### [PROBLEM STATEMENT]
Among the lines listed below, count those that include the string "this", and state only the count.
□ □ □ □ □
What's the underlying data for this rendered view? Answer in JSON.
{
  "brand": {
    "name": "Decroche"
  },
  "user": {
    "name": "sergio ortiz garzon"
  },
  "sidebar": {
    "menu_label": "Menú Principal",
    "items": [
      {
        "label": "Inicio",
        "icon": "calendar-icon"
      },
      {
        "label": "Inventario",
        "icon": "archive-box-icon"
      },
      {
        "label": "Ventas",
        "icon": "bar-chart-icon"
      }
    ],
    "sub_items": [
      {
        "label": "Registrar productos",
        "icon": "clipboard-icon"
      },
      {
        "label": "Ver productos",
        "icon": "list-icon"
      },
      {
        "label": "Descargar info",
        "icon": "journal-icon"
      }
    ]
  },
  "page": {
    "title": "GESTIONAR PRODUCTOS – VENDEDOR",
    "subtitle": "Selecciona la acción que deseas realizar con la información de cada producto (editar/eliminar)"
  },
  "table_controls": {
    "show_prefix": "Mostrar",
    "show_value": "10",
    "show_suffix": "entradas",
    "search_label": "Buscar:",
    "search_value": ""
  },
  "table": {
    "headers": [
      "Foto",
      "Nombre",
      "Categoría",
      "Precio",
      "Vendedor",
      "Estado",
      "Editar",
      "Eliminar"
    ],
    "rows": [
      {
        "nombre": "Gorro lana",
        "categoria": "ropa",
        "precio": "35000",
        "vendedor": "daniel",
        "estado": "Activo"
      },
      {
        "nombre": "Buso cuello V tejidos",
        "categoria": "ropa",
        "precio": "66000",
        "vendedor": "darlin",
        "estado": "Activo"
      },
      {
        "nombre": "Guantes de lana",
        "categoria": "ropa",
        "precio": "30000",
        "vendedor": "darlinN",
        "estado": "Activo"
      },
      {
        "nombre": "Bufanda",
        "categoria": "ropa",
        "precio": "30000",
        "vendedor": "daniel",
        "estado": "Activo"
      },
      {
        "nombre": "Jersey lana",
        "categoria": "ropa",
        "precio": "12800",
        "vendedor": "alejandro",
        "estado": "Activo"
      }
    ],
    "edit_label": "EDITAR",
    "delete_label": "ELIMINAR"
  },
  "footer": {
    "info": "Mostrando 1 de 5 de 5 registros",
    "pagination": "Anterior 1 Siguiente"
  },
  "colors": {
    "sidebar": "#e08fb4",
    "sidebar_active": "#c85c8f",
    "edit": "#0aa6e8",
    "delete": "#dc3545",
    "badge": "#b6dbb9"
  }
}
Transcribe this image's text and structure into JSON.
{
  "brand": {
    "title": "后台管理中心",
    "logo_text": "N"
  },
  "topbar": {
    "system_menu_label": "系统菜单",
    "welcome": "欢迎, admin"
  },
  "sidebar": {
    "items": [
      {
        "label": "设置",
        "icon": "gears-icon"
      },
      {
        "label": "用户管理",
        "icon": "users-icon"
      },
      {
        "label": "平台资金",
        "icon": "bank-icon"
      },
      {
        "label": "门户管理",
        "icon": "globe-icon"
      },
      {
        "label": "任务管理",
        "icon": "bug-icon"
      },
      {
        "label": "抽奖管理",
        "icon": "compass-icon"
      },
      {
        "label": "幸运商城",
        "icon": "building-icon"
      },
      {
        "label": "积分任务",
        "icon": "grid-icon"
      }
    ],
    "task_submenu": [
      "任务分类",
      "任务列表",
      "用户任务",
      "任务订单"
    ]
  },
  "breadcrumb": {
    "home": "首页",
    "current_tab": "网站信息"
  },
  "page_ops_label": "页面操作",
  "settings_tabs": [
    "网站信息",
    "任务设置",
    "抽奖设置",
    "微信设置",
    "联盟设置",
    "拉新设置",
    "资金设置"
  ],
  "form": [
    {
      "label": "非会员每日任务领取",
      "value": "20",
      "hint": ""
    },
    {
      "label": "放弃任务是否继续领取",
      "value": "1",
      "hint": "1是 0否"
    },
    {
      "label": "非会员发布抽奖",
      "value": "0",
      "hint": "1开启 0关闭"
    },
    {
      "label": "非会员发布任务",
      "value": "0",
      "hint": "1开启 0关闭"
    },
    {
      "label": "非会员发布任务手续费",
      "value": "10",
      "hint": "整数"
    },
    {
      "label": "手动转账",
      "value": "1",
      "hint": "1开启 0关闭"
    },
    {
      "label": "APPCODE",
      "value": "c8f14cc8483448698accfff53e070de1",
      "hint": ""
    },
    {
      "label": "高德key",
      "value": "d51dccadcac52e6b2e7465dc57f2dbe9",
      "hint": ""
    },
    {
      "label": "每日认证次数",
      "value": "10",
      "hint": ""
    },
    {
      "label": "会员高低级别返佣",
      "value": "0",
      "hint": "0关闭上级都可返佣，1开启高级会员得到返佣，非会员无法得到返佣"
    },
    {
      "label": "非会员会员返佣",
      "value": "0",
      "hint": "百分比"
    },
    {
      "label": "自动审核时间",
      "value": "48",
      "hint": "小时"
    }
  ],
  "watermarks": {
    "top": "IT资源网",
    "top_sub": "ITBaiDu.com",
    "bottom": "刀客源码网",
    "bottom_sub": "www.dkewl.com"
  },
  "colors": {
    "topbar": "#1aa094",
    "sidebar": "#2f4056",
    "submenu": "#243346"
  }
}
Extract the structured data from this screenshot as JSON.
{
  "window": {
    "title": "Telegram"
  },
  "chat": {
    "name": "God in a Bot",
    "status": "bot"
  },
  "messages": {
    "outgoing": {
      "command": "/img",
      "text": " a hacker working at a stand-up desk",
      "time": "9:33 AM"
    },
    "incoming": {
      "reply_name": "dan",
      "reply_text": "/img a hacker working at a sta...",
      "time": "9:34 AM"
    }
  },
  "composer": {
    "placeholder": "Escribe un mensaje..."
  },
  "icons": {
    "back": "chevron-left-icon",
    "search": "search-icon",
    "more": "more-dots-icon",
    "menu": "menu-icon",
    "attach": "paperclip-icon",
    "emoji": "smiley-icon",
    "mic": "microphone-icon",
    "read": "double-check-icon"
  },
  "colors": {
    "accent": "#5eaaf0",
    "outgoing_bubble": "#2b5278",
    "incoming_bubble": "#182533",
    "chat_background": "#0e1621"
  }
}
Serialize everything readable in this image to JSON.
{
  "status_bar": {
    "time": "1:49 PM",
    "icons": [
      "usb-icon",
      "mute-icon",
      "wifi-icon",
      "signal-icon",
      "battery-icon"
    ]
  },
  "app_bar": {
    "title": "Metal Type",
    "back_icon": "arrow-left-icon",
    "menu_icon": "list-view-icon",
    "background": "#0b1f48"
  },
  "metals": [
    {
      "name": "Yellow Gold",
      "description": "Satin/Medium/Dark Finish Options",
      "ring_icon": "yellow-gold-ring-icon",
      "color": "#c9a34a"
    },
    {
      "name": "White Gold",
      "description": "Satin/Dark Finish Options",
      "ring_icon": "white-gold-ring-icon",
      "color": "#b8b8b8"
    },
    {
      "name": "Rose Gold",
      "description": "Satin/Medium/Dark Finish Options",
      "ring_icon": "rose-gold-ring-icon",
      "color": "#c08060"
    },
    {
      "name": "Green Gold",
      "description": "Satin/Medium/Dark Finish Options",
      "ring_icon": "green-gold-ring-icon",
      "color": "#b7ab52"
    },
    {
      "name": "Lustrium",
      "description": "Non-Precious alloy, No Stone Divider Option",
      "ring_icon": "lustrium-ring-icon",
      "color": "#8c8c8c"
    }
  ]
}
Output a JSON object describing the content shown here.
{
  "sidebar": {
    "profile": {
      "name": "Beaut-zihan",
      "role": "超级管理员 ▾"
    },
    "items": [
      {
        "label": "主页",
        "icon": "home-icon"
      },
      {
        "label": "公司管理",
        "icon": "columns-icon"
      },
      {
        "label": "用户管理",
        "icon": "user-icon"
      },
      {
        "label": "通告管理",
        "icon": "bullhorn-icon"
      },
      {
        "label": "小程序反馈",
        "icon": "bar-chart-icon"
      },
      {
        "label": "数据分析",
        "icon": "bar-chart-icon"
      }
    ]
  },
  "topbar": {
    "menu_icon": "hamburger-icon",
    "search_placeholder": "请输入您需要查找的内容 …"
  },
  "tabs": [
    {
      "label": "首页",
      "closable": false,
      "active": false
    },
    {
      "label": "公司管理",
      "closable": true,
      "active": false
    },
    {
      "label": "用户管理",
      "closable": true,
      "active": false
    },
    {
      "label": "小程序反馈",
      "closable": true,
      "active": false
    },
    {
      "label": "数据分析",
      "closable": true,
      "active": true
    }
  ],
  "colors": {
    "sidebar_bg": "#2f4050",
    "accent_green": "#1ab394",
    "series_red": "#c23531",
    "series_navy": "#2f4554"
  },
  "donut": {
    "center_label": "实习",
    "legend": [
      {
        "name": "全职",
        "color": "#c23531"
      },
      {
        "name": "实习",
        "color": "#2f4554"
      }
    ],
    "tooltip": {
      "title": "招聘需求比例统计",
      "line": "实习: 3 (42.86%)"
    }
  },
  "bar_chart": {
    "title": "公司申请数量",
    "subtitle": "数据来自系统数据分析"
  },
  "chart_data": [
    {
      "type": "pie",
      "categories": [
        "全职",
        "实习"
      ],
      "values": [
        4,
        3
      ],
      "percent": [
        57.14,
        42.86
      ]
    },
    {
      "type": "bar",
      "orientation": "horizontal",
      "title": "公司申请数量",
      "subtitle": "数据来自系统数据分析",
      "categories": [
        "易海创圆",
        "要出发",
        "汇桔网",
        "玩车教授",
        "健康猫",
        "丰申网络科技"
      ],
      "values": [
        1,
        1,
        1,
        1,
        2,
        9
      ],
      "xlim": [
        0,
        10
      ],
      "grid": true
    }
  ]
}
□ □ □ □ □
### [FINAL ANSWER]
4